INSTRUCTIONS TO FOLLOW: Exactly as written, retype the listing below, omitting the pictures.

┌────────

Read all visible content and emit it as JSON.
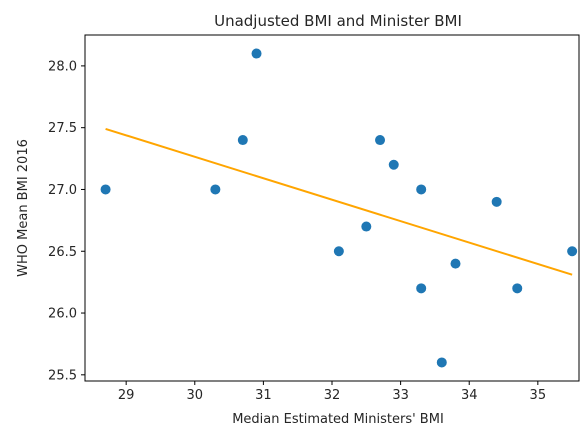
{
  "chart_data": {
    "type": "scatter",
    "title": "Unadjusted BMI and Minister BMI",
    "xlabel": "Median Estimated Ministers' BMI",
    "ylabel": "WHO Mean BMI 2016",
    "xlim": [
      28.4,
      35.6
    ],
    "ylim": [
      25.45,
      28.25
    ],
    "xticks": [
      29,
      30,
      31,
      32,
      33,
      34,
      35
    ],
    "yticks": [
      25.5,
      26.0,
      26.5,
      27.0,
      27.5,
      28.0
    ],
    "xtick_labels": [
      "29",
      "30",
      "31",
      "32",
      "33",
      "34",
      "35"
    ],
    "ytick_labels": [
      "25.5",
      "26.0",
      "26.5",
      "27.0",
      "27.5",
      "28.0"
    ],
    "grid": false,
    "series": [
      {
        "kind": "scatter",
        "color": "#1f77b4",
        "points": [
          {
            "x": 28.7,
            "y": 27.0
          },
          {
            "x": 30.3,
            "y": 27.0
          },
          {
            "x": 30.7,
            "y": 27.4
          },
          {
            "x": 30.9,
            "y": 28.1
          },
          {
            "x": 32.1,
            "y": 26.5
          },
          {
            "x": 32.5,
            "y": 26.7
          },
          {
            "x": 32.7,
            "y": 27.4
          },
          {
            "x": 32.9,
            "y": 27.2
          },
          {
            "x": 33.3,
            "y": 27.0
          },
          {
            "x": 33.3,
            "y": 26.2
          },
          {
            "x": 33.6,
            "y": 25.6
          },
          {
            "x": 33.8,
            "y": 26.4
          },
          {
            "x": 34.4,
            "y": 26.9
          },
          {
            "x": 34.7,
            "y": 26.2
          },
          {
            "x": 35.5,
            "y": 26.5
          }
        ]
      },
      {
        "kind": "line",
        "color": "#ffa500",
        "points": [
          {
            "x": 28.7,
            "y": 27.49
          },
          {
            "x": 35.5,
            "y": 26.31
          }
        ]
      }
    ]
  }
}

└────────

WRITTEN REPLY:
Read all visible content and emit it as JSON.
{
  "chart_data": {
    "type": "scatter",
    "title": "Unadjusted BMI and Minister BMI",
    "xlabel": "Median Estimated Ministers' BMI",
    "ylabel": "WHO Mean BMI 2016",
    "xlim": [
      28.4,
      35.6
    ],
    "ylim": [
      25.45,
      28.25
    ],
    "xticks": [
      29,
      30,
      31,
      32,
      33,
      34,
      35
    ],
    "yticks": [
      25.5,
      26.0,
      26.5,
      27.0,
      27.5,
      28.0
    ],
    "xtick_labels": [
      "29",
      "30",
      "31",
      "32",
      "33",
      "34",
      "35"
    ],
    "ytick_labels": [
      "25.5",
      "26.0",
      "26.5",
      "27.0",
      "27.5",
      "28.0"
    ],
    "grid": false,
    "series": [
      {
        "kind": "scatter",
        "color": "#1f77b4",
        "points": [
          {
            "x": 28.7,
            "y": 27.0
          },
          {
            "x": 30.3,
            "y": 27.0
          },
          {
            "x": 30.7,
            "y": 27.4
          },
          {
            "x": 30.9,
            "y": 28.1
          },
          {
            "x": 32.1,
            "y": 26.5
          },
          {
            "x": 32.5,
            "y": 26.7
          },
          {
            "x": 32.7,
            "y": 27.4
          },
          {
            "x": 32.9,
            "y": 27.2
          },
          {
            "x": 33.3,
            "y": 27.0
          },
          {
            "x": 33.3,
            "y": 26.2
          },
          {
            "x": 33.6,
            "y": 25.6
          },
          {
            "x": 33.8,
            "y": 26.4
          },
          {
            "x": 34.4,
            "y": 26.9
          },
          {
            "x": 34.7,
            "y": 26.2
          },
          {
            "x": 35.5,
            "y": 26.5
          }
        ]
      },
      {
        "kind": "line",
        "color": "#ffa500",
        "points": [
          {
            "x": 28.7,
            "y": 27.49
          },
          {
            "x": 35.5,
            "y": 26.31
          }
        ]
      }
    ]
  }
}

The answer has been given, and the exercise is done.